Problem statement - Go over the listing below line by line and tally those containing "JSON". Give only the tally.
## START Records shown
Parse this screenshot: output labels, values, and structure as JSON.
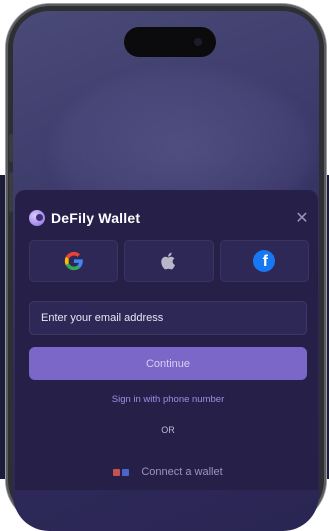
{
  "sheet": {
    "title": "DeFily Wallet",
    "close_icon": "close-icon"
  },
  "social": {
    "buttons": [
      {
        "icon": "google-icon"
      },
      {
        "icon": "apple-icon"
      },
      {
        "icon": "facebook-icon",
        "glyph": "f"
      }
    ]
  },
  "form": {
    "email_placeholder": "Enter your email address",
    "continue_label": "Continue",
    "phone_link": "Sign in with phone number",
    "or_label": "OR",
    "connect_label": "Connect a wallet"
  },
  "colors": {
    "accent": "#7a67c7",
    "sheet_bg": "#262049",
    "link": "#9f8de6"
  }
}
## END Records shown
## START Records shown
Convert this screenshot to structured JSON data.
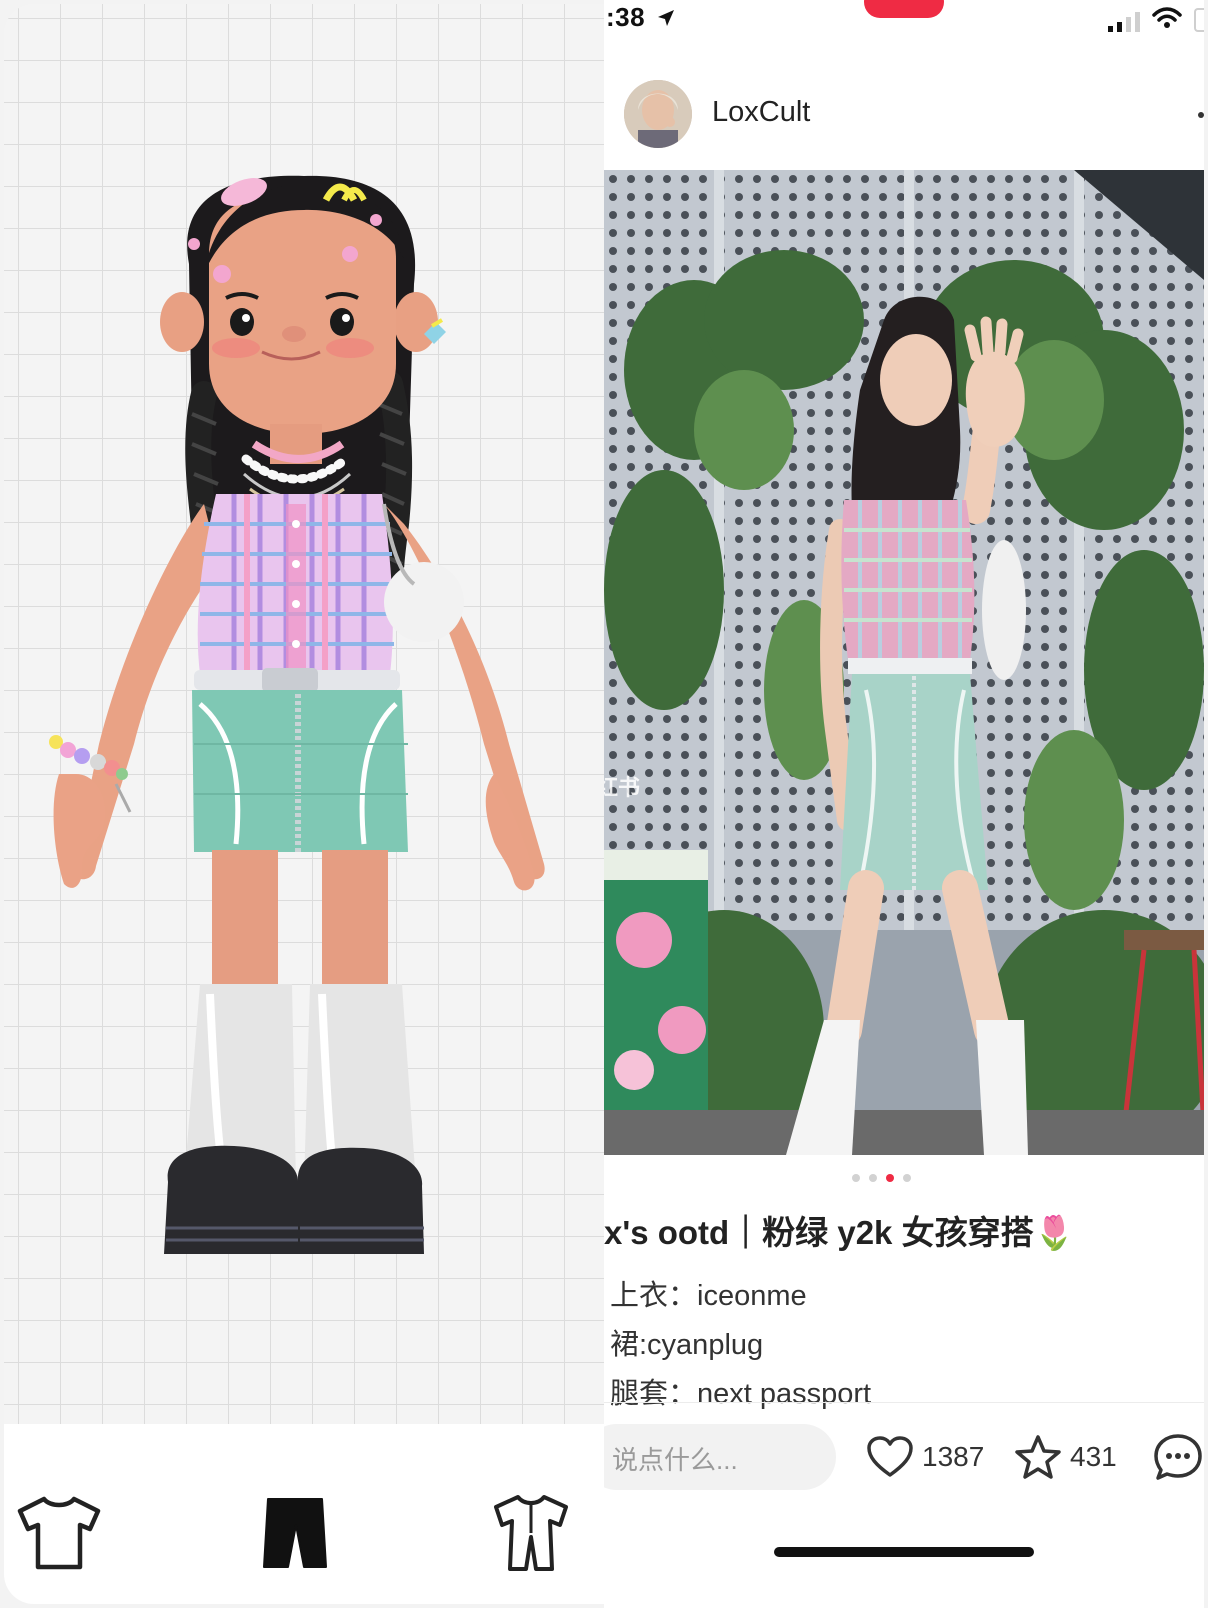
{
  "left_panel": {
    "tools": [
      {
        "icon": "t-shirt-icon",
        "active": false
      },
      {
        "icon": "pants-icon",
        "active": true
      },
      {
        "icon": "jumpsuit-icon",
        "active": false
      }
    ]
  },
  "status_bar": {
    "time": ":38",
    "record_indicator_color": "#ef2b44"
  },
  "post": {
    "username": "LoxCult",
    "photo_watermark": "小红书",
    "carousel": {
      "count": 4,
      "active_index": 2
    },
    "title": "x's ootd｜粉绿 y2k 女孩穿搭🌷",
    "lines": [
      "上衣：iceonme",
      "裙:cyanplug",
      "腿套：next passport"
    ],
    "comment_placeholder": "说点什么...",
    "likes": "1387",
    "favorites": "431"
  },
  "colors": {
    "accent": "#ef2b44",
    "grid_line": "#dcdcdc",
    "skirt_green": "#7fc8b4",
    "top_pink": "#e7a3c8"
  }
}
## END Records shown
Correct result - 2